* **Aim of the task**:
Exclude the pictures and retype the entries as written.

[Data entries]
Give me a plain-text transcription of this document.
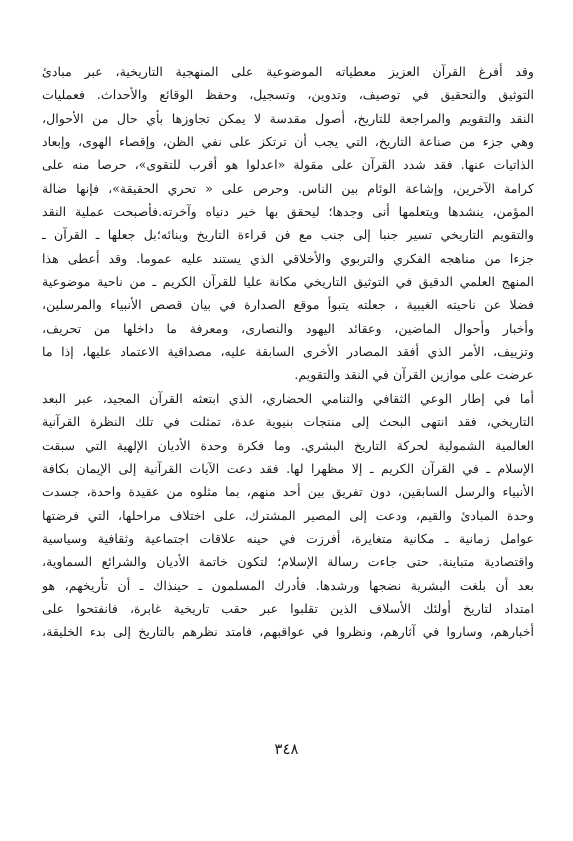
وقد أفرغ القرآن العزيز معطياته الموضوعية على المنهجية التاريخية، عبر مبادئ
التوثيق والتحقيق في توصيف، وتدوين، وتسجيل، وحفظ الوقائع والأحداث. فعمليات
النقد والتقويم والمراجعة للتاريخ، أصول مقدسة لا يمكن تجاوزها بأي حال من الأحوال،
وهي جزء من صناعة التاريخ، التي يجب أن ترتكز على نفي الظن، وإقصاء الهوى، وإبعاد
الذاتيات عنها. فقد شدد القرآن على مقولة «اعدلوا هو أقرب للتقوى»، حرصا منه على
كرامة الآخرين، وإشاعة الوئام بين الناس. وحرص على « تحري الحقيقة»، فإنها ضالة
المؤمن، ينشدها ويتعلمها أنى وجدها؛ ليحقق بها خير دنياه وآخرته.فأصبحت عملية النقد
والتقويم التاريخي تسير جنبا إلى جنب مع فن قراءة التاريخ وبنائه؛بل جعلها ـ القرآن ـ
جزءا من مناهجه الفكري والتربوي والأخلاقي الذي يستند عليه عموما. وقد أعطى هذا
المنهج العلمي الدقيق في التوثيق التاريخي مكانة عليا للقرآن الكريم ـ من ناحية موضوعية
فضلا عن ناحيته الغيبية ، جعلته يتبوأ موقع الصدارة في بيان قصص الأنبياء والمرسلين،
وأخبار وأحوال الماضين، وعقائد اليهود والنصارى، ومعرفة ما داخلها من تحريف،
وتزييف، الأمر الذي أفقد المصادر الأخرى السابقة عليه، مصداقية الاعتماد عليها، إذا ما
عرضت على موازين القرآن في النقد والتقويم.
أما في إطار الوعي الثقافي والتنامي الحضاري، الذي ابتعثه القرآن المجيد، عبر البعد
التاريخي، فقد انتهى البحث إلى منتجات بنيوية عدة، تمثلت في تلك النظرة القرآنية
العالمية الشمولية لحركة التاريخ البشري. وما فكرة وحدة الأديان الإلهية التي سبقت
الإسلام ـ في القرآن الكريم ـ إلا مظهرا لها. فقد دعت الآيات القرآنية إلى الإيمان بكافة
الأنبياء والرسل السابقين، دون تفريق بين أحد منهم، بما مثلوه من عقيدة واحدة، جسدت
وحدة المبادئ والقيم، ودعت إلى المصير المشترك، على اختلاف مراحلها، التي فرضتها
عوامل زمانية ـ مكانية متغايرة، أفرزت في حينه علاقات اجتماعية وثقافية وسياسية
واقتصادية متباينة. حتى جاءت رسالة الإسلام؛ لتكون خاتمة الأديان والشرائع السماوية،
بعد أن بلغت البشرية نضجها ورشدها. فأدرك المسلمون ـ حينذاك ـ أن تأريخهم، هو
امتداد لتاريخ أولئك الأسلاف الذين تقلبوا عبر حقب تاريخية غابرة، فانفتحوا على
أخبارهم، وساروا في آثارهم، ونظروا في عواقبهم، فامتد نظرهم بالتاريخ إلى بدء الخليقة،
٣٤٨
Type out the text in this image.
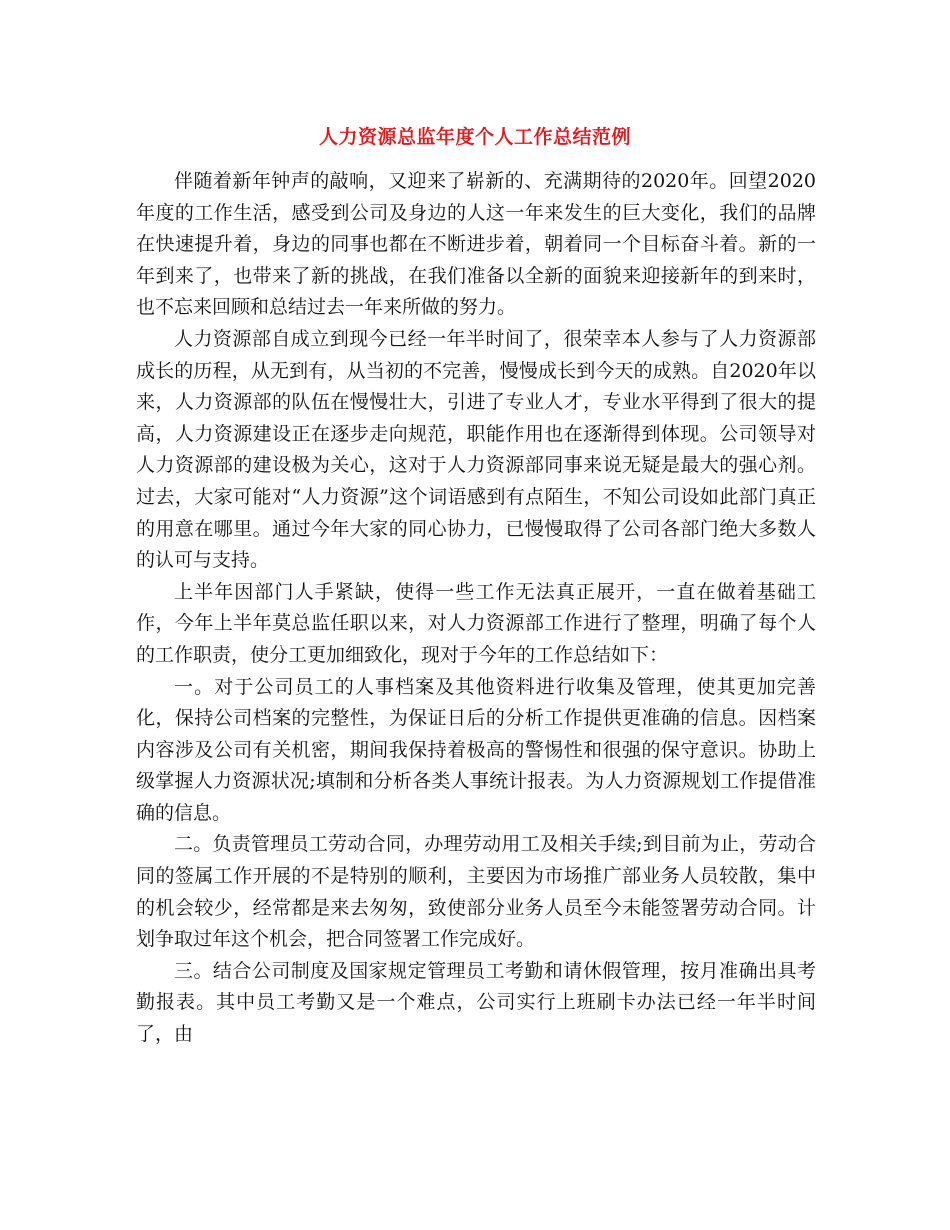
人力资源总监年度个人工作总结范例

伴随着新年钟声的敲响，又迎来了崭新的、充满期待的2020年。回望2020年度的工作生活，感受到公司及身边的人这一年来发生的巨大变化，我们的品牌在快速提升着，身边的同事也都在不断进步着，朝着同一个目标奋斗着。新的一年到来了，也带来了新的挑战，在我们准备以全新的面貌来迎接新年的到来时，也不忘来回顾和总结过去一年来所做的努力。

人力资源部自成立到现今已经一年半时间了，很荣幸本人参与了人力资源部成长的历程，从无到有，从当初的不完善，慢慢成长到今天的成熟。自2020年以来，人力资源部的队伍在慢慢壮大，引进了专业人才，专业水平得到了很大的提高，人力资源建设正在逐步走向规范，职能作用也在逐渐得到体现。公司领导对人力资源部的建设极为关心，这对于人力资源部同事来说无疑是最大的强心剂。过去，大家可能对“人力资源”这个词语感到有点陌生，不知公司设如此部门真正的用意在哪里。通过今年大家的同心协力，已慢慢取得了公司各部门绝大多数人的认可与支持。

上半年因部门人手紧缺，使得一些工作无法真正展开，一直在做着基础工作，今年上半年莫总监任职以来，对人力资源部工作进行了整理，明确了每个人的工作职责，使分工更加细致化，现对于今年的工作总结如下：

一。对于公司员工的人事档案及其他资料进行收集及管理，使其更加完善化，保持公司档案的完整性，为保证日后的分析工作提供更准确的信息。因档案内容涉及公司有关机密，期间我保持着极高的警惕性和很强的保守意识。协助上级掌握人力资源状况;填制和分析各类人事统计报表。为人力资源规划工作提借准确的信息。

二。负责管理员工劳动合同，办理劳动用工及相关手续;到目前为止，劳动合同的签属工作开展的不是特别的顺利，主要因为市场推广部业务人员较散，集中的机会较少，经常都是来去匆匆，致使部分业务人员至今未能签署劳动合同。计划争取过年这个机会，把合同签署工作完成好。

三。结合公司制度及国家规定管理员工考勤和请休假管理，按月准确出具考勤报表。其中员工考勤又是一个难点，公司实行上班刷卡办法已经一年半时间了，由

* **Solution**:
Give me a plain-text transcription of this document.
وقد أفرغ القرآن العزيز معطياته الموضوعية على المنهجية التاريخية، عبر مبادئ
التوثيق والتحقيق في توصيف، وتدوين، وتسجيل، وحفظ الوقائع والأحداث. فعمليات
النقد والتقويم والمراجعة للتاريخ، أصول مقدسة لا يمكن تجاوزها بأي حال من الأحوال،
وهي جزء من صناعة التاريخ، التي يجب أن ترتكز على نفي الظن، وإقصاء الهوى، وإبعاد
الذاتيات عنها. فقد شدد القرآن على مقولة «اعدلوا هو أقرب للتقوى»، حرصا منه على
كرامة الآخرين، وإشاعة الوئام بين الناس. وحرص على « تحري الحقيقة»، فإنها ضالة
المؤمن، ينشدها ويتعلمها أنى وجدها؛ ليحقق بها خير دنياه وآخرته.فأصبحت عملية النقد
والتقويم التاريخي تسير جنبا إلى جنب مع فن قراءة التاريخ وبنائه؛بل جعلها ـ القرآن ـ
جزءا من مناهجه الفكري والتربوي والأخلاقي الذي يستند عليه عموما. وقد أعطى هذا
المنهج العلمي الدقيق في التوثيق التاريخي مكانة عليا للقرآن الكريم ـ من ناحية موضوعية
فضلا عن ناحيته الغيبية ، جعلته يتبوأ موقع الصدارة في بيان قصص الأنبياء والمرسلين،
وأخبار وأحوال الماضين، وعقائد اليهود والنصارى، ومعرفة ما داخلها من تحريف،
وتزييف، الأمر الذي أفقد المصادر الأخرى السابقة عليه، مصداقية الاعتماد عليها، إذا ما
عرضت على موازين القرآن في النقد والتقويم.
أما في إطار الوعي الثقافي والتنامي الحضاري، الذي ابتعثه القرآن المجيد، عبر البعد
التاريخي، فقد انتهى البحث إلى منتجات بنيوية عدة، تمثلت في تلك النظرة القرآنية
العالمية الشمولية لحركة التاريخ البشري. وما فكرة وحدة الأديان الإلهية التي سبقت
الإسلام ـ في القرآن الكريم ـ إلا مظهرا لها. فقد دعت الآيات القرآنية إلى الإيمان بكافة
الأنبياء والرسل السابقين، دون تفريق بين أحد منهم، بما مثلوه من عقيدة واحدة، جسدت
وحدة المبادئ والقيم، ودعت إلى المصير المشترك، على اختلاف مراحلها، التي فرضتها
عوامل زمانية ـ مكانية متغايرة، أفرزت في حينه علاقات اجتماعية وثقافية وسياسية
واقتصادية متباينة. حتى جاءت رسالة الإسلام؛ لتكون خاتمة الأديان والشرائع السماوية،
بعد أن بلغت البشرية نضجها ورشدها. فأدرك المسلمون ـ حينذاك ـ أن تأريخهم، هو
امتداد لتاريخ أولئك الأسلاف الذين تقلبوا عبر حقب تاريخية غابرة، فانفتحوا على
أخبارهم، وساروا في آثارهم، ونظروا في عواقبهم، فامتد نظرهم بالتاريخ إلى بدء الخليقة،
٣٤٨
Type out the text in this image.
人力资源总监年度个人工作总结范例

伴随着新年钟声的敲响，又迎来了崭新的、充满期待的2020年。回望2020年度的工作生活，感受到公司及身边的人这一年来发生的巨大变化，我们的品牌在快速提升着，身边的同事也都在不断进步着，朝着同一个目标奋斗着。新的一年到来了，也带来了新的挑战，在我们准备以全新的面貌来迎接新年的到来时，也不忘来回顾和总结过去一年来所做的努力。

人力资源部自成立到现今已经一年半时间了，很荣幸本人参与了人力资源部成长的历程，从无到有，从当初的不完善，慢慢成长到今天的成熟。自2020年以来，人力资源部的队伍在慢慢壮大，引进了专业人才，专业水平得到了很大的提高，人力资源建设正在逐步走向规范，职能作用也在逐渐得到体现。公司领导对人力资源部的建设极为关心，这对于人力资源部同事来说无疑是最大的强心剂。过去，大家可能对“人力资源”这个词语感到有点陌生，不知公司设如此部门真正的用意在哪里。通过今年大家的同心协力，已慢慢取得了公司各部门绝大多数人的认可与支持。

上半年因部门人手紧缺，使得一些工作无法真正展开，一直在做着基础工作，今年上半年莫总监任职以来，对人力资源部工作进行了整理，明确了每个人的工作职责，使分工更加细致化，现对于今年的工作总结如下：

一。对于公司员工的人事档案及其他资料进行收集及管理，使其更加完善化，保持公司档案的完整性，为保证日后的分析工作提供更准确的信息。因档案内容涉及公司有关机密，期间我保持着极高的警惕性和很强的保守意识。协助上级掌握人力资源状况;填制和分析各类人事统计报表。为人力资源规划工作提借准确的信息。

二。负责管理员工劳动合同，办理劳动用工及相关手续;到目前为止，劳动合同的签属工作开展的不是特别的顺利，主要因为市场推广部业务人员较散，集中的机会较少，经常都是来去匆匆，致使部分业务人员至今未能签署劳动合同。计划争取过年这个机会，把合同签署工作完成好。

三。结合公司制度及国家规定管理员工考勤和请休假管理，按月准确出具考勤报表。其中员工考勤又是一个难点，公司实行上班刷卡办法已经一年半时间了，由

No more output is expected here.